Task requirements
Repeat each line exactly as it is written.

Task material

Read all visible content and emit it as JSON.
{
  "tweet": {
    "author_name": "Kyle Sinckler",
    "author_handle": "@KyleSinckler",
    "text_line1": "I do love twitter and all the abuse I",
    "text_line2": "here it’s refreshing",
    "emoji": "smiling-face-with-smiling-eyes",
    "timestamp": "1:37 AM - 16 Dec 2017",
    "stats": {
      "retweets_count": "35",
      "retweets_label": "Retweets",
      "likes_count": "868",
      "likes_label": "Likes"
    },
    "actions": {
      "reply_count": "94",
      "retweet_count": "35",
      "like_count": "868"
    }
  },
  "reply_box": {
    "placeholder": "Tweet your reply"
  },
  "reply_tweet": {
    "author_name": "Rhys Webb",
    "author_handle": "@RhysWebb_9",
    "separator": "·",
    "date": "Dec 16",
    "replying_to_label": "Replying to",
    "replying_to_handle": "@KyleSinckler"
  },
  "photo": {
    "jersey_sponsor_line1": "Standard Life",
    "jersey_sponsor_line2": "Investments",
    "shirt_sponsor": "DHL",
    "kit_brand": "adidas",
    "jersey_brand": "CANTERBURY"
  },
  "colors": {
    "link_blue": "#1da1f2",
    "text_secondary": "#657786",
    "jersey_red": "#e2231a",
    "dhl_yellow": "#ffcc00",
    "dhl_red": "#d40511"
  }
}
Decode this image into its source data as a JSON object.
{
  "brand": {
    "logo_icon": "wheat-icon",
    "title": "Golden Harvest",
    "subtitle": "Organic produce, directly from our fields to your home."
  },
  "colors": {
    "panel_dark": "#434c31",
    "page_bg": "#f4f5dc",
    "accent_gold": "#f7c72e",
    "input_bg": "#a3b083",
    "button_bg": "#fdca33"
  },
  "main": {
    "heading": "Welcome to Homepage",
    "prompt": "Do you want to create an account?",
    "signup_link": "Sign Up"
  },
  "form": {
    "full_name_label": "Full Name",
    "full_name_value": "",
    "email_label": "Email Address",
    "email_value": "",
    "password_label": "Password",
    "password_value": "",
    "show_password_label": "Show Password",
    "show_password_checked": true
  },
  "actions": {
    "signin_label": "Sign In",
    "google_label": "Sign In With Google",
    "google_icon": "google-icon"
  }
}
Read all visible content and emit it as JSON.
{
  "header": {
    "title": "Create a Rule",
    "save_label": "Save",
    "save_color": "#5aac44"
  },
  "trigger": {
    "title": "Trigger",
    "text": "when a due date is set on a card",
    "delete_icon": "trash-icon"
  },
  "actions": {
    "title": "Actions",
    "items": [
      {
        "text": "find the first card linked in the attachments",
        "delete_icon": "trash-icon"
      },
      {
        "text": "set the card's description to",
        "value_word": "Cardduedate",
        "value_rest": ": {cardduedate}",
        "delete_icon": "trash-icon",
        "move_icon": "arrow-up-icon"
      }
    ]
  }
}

Written solution
Read all visible content and emit it as JSON.
{
  "tweet": {
    "author_name": "Kyle Sinckler",
    "author_handle": "@KyleSinckler",
    "text_line1": "I do love twitter and all the abuse I",
    "text_line2": "here it’s refreshing",
    "emoji": "smiling-face-with-smiling-eyes",
    "timestamp": "1:37 AM - 16 Dec 2017",
    "stats": {
      "retweets_count": "35",
      "retweets_label": "Retweets",
      "likes_count": "868",
      "likes_label": "Likes"
    },
    "actions": {
      "reply_count": "94",
      "retweet_count": "35",
      "like_count": "868"
    }
  },
  "reply_box": {
    "placeholder": "Tweet your reply"
  },
  "reply_tweet": {
    "author_name": "Rhys Webb",
    "author_handle": "@RhysWebb_9",
    "separator": "·",
    "date": "Dec 16",
    "replying_to_label": "Replying to",
    "replying_to_handle": "@KyleSinckler"
  },
  "photo": {
    "jersey_sponsor_line1": "Standard Life",
    "jersey_sponsor_line2": "Investments",
    "shirt_sponsor": "DHL",
    "kit_brand": "adidas",
    "jersey_brand": "CANTERBURY"
  },
  "colors": {
    "link_blue": "#1da1f2",
    "text_secondary": "#657786",
    "jersey_red": "#e2231a",
    "dhl_yellow": "#ffcc00",
    "dhl_red": "#d40511"
  }
}
Decode this image into its source data as a JSON object.
{
  "brand": {
    "logo_icon": "wheat-icon",
    "title": "Golden Harvest",
    "subtitle": "Organic produce, directly from our fields to your home."
  },
  "colors": {
    "panel_dark": "#434c31",
    "page_bg": "#f4f5dc",
    "accent_gold": "#f7c72e",
    "input_bg": "#a3b083",
    "button_bg": "#fdca33"
  },
  "main": {
    "heading": "Welcome to Homepage",
    "prompt": "Do you want to create an account?",
    "signup_link": "Sign Up"
  },
  "form": {
    "full_name_label": "Full Name",
    "full_name_value": "",
    "email_label": "Email Address",
    "email_value": "",
    "password_label": "Password",
    "password_value": "",
    "show_password_label": "Show Password",
    "show_password_checked": true
  },
  "actions": {
    "signin_label": "Sign In",
    "google_label": "Sign In With Google",
    "google_icon": "google-icon"
  }
}
Read all visible content and emit it as JSON.
{
  "header": {
    "title": "Create a Rule",
    "save_label": "Save",
    "save_color": "#5aac44"
  },
  "trigger": {
    "title": "Trigger",
    "text": "when a due date is set on a card",
    "delete_icon": "trash-icon"
  },
  "actions": {
    "title": "Actions",
    "items": [
      {
        "text": "find the first card linked in the attachments",
        "delete_icon": "trash-icon"
      },
      {
        "text": "set the card's description to",
        "value_word": "Cardduedate",
        "value_rest": ": {cardduedate}",
        "delete_icon": "trash-icon",
        "move_icon": "arrow-up-icon"
      }
    ]
  }
}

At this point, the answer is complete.